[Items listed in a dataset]
>> BEGIN

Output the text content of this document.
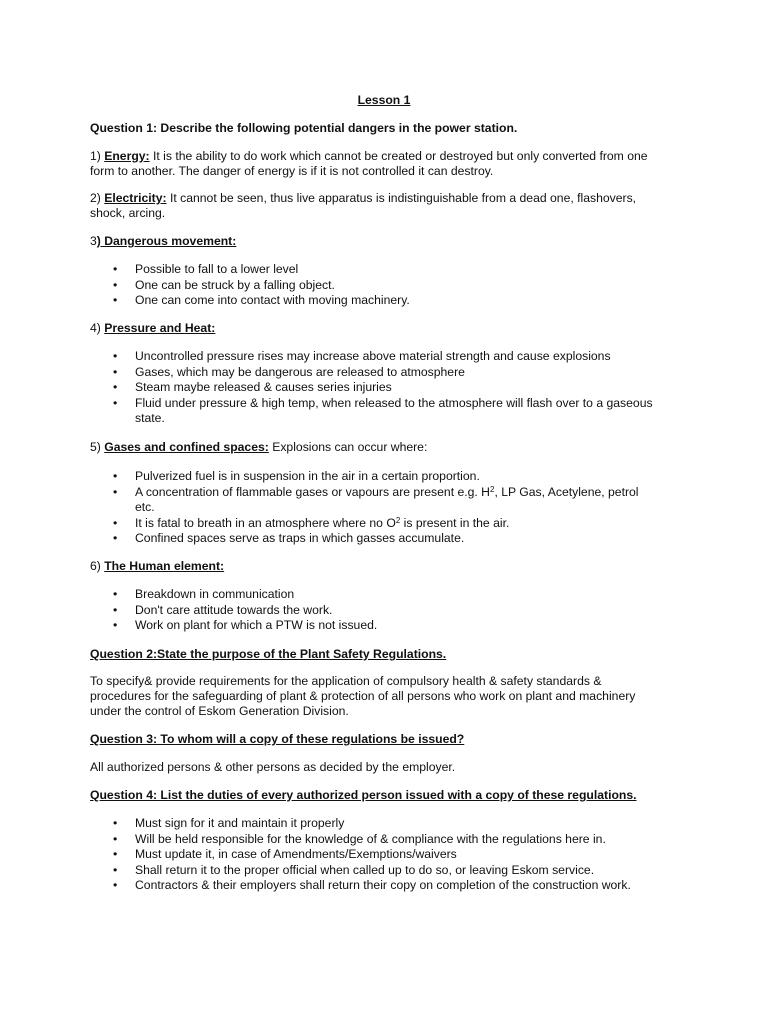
Lesson 1
Question 1: Describe the following potential dangers in the power station.
1) Energy: It is the ability to do work which cannot be created or destroyed but only converted from one
form to another. The danger of energy is if it is not controlled it can destroy.
2) Electricity: It cannot be seen, thus live apparatus is indistinguishable from a dead one, flashovers,
shock, arcing.
3) Dangerous movement:
• Possible to fall to a lower level
• One can be struck by a falling object.
• One can come into contact with moving machinery.
4) Pressure and Heat:
• Uncontrolled pressure rises may increase above material strength and cause explosions
• Gases, which may be dangerous are released to atmosphere
• Steam maybe released & causes series injuries
• Fluid under pressure & high temp, when released to the atmosphere will flash over to a gaseous
state.
5) Gases and confined spaces: Explosions can occur where:
• Pulverized fuel is in suspension in the air in a certain proportion.
• A concentration of flammable gases or vapours are present e.g. $H^2$, LP Gas, Acetylene, petrol
etc.
• It is fatal to breath in an atmosphere where no $O^2$ is present in the air.
• Confined spaces serve as traps in which gasses accumulate.
6) The Human element:
• Breakdown in communication
• Don't care attitude towards the work.
• Work on plant for which a PTW is not issued.
Question 2:State the purpose of the Plant Safety Regulations.
To specify& provide requirements for the application of compulsory health & safety standards &
procedures for the safeguarding of plant & protection of all persons who work on plant and machinery
under the control of Eskom Generation Division.
Question 3: To whom will a copy of these regulations be issued?
All authorized persons & other persons as decided by the employer.
Question 4: List the duties of every authorized person issued with a copy of these regulations.
• Must sign for it and maintain it properly
• Will be held responsible for the knowledge of & compliance with the regulations here in.
• Must update it, in case of Amendments/Exemptions/waivers
• Shall return it to the proper official when called up to do so, or leaving Eskom service.
• Contractors & their employers shall return their copy on completion of the construction work.
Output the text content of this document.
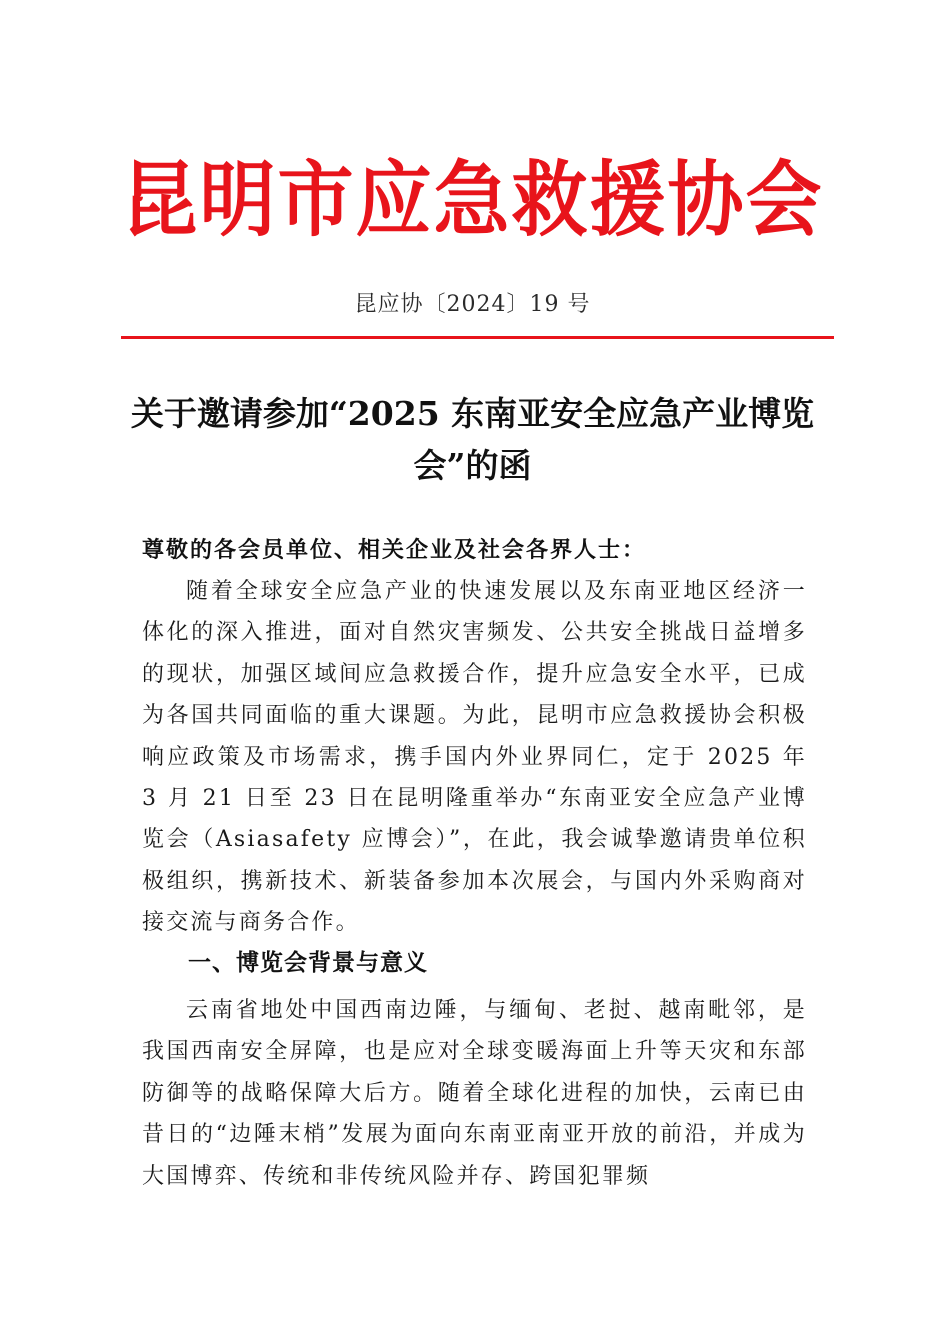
昆明市应急救援协会
昆应协〔2024〕19 号
关于邀请参加“2025 东南亚安全应急产业博览会”的函
尊敬的各会员单位、相关企业及社会各界人士：
随着全球安全应急产业的快速发展以及东南亚地区经济一体化的深入推进，面对自然灾害频发、公共安全挑战日益增多的现状，加强区域间应急救援合作，提升应急安全水平，已成为各国共同面临的重大课题。为此，昆明市应急救援协会积极响应政策及市场需求，携手国内外业界同仁，定于 2025 年 3 月 21 日至 23 日在昆明隆重举办“东南亚安全应急产业博览会（Asiasafety 应博会）”，在此，我会诚挚邀请贵单位积极组织，携新技术、新装备参加本次展会，与国内外采购商对接交流与商务合作。
一、博览会背景与意义
云南省地处中国西南边陲，与缅甸、老挝、越南毗邻，是我国西南安全屏障，也是应对全球变暖海面上升等天灾和东部防御等的战略保障大后方。随着全球化进程的加快，云南已由昔日的“边陲末梢”发展为面向东南亚南亚开放的前沿，并成为大国博弈、传统和非传统风险并存、跨国犯罪频
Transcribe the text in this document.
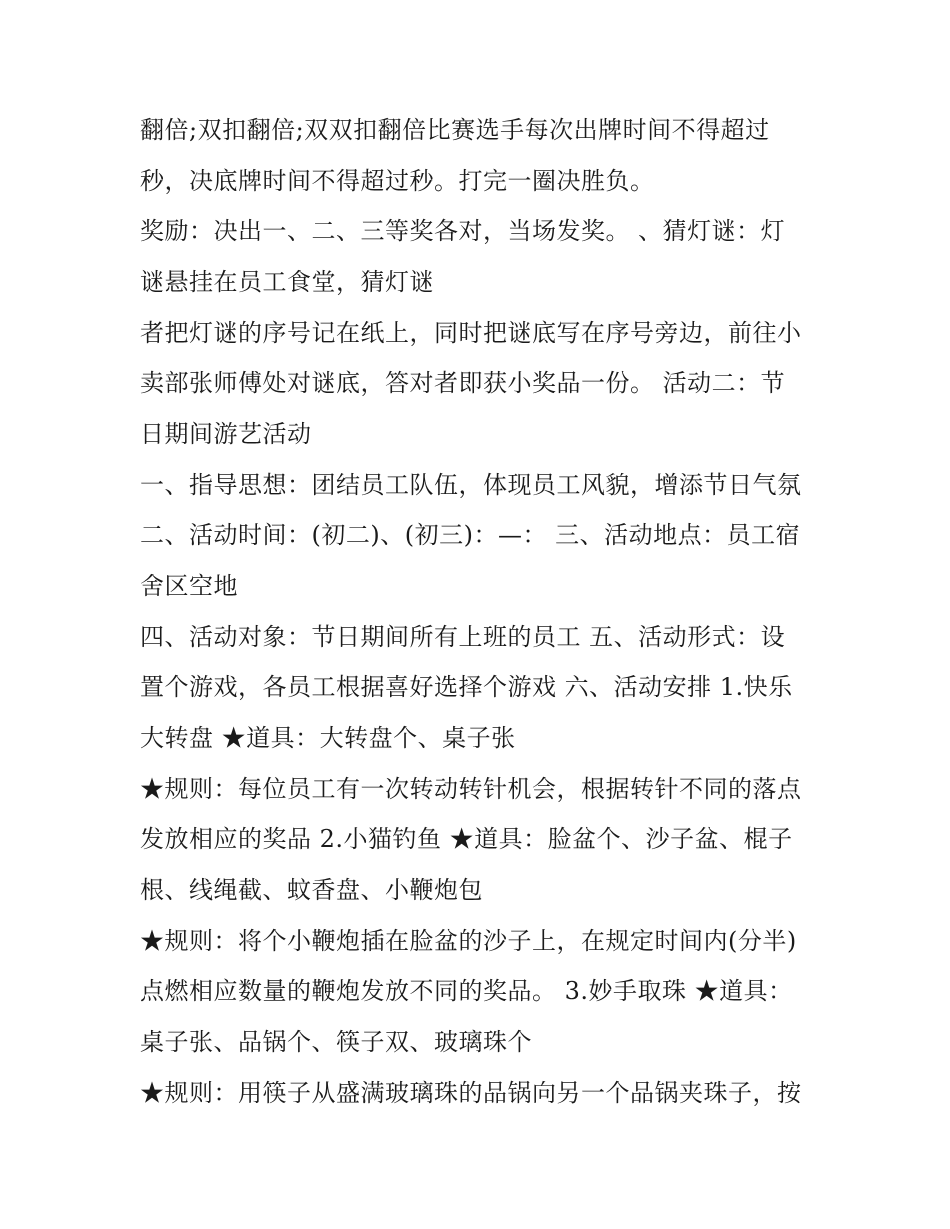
翻倍;双扣翻倍;双双扣翻倍比赛选手每次出牌时间不得超过
秒，决底牌时间不得超过秒。打完一圈决胜负。
奖励：决出一、二、三等奖各对，当场发奖。 、猜灯谜：灯
谜悬挂在员工食堂，猜灯谜
者把灯谜的序号记在纸上，同时把谜底写在序号旁边，前往小
卖部张师傅处对谜底，答对者即获小奖品一份。 活动二：节
日期间游艺活动
一、指导思想：团结员工队伍，体现员工风貌，增添节日气氛
二、活动时间：(初二)、(初三)：—： 三、活动地点：员工宿
舍区空地
四、活动对象：节日期间所有上班的员工 五、活动形式：设
置个游戏，各员工根据喜好选择个游戏 六、活动安排 1.快乐
大转盘 ★道具：大转盘个、桌子张
★规则：每位员工有一次转动转针机会，根据转针不同的落点
发放相应的奖品 2.小猫钓鱼 ★道具：脸盆个、沙子盆、棍子
根、线绳截、蚊香盘、小鞭炮包
★规则：将个小鞭炮插在脸盆的沙子上，在规定时间内(分半)
点燃相应数量的鞭炮发放不同的奖品。 3.妙手取珠 ★道具：
桌子张、品锅个、筷子双、玻璃珠个
★规则：用筷子从盛满玻璃珠的品锅向另一个品锅夹珠子，按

>> END

* WORK INSTRUCTIONS *
Check every line for "where" and show the ones that have it.

* THE OUTPUT *
5) Gases and confined spaces: Explosions can occur where:
• It is fatal to breath in an atmosphere where no $O^2$ is present in the air.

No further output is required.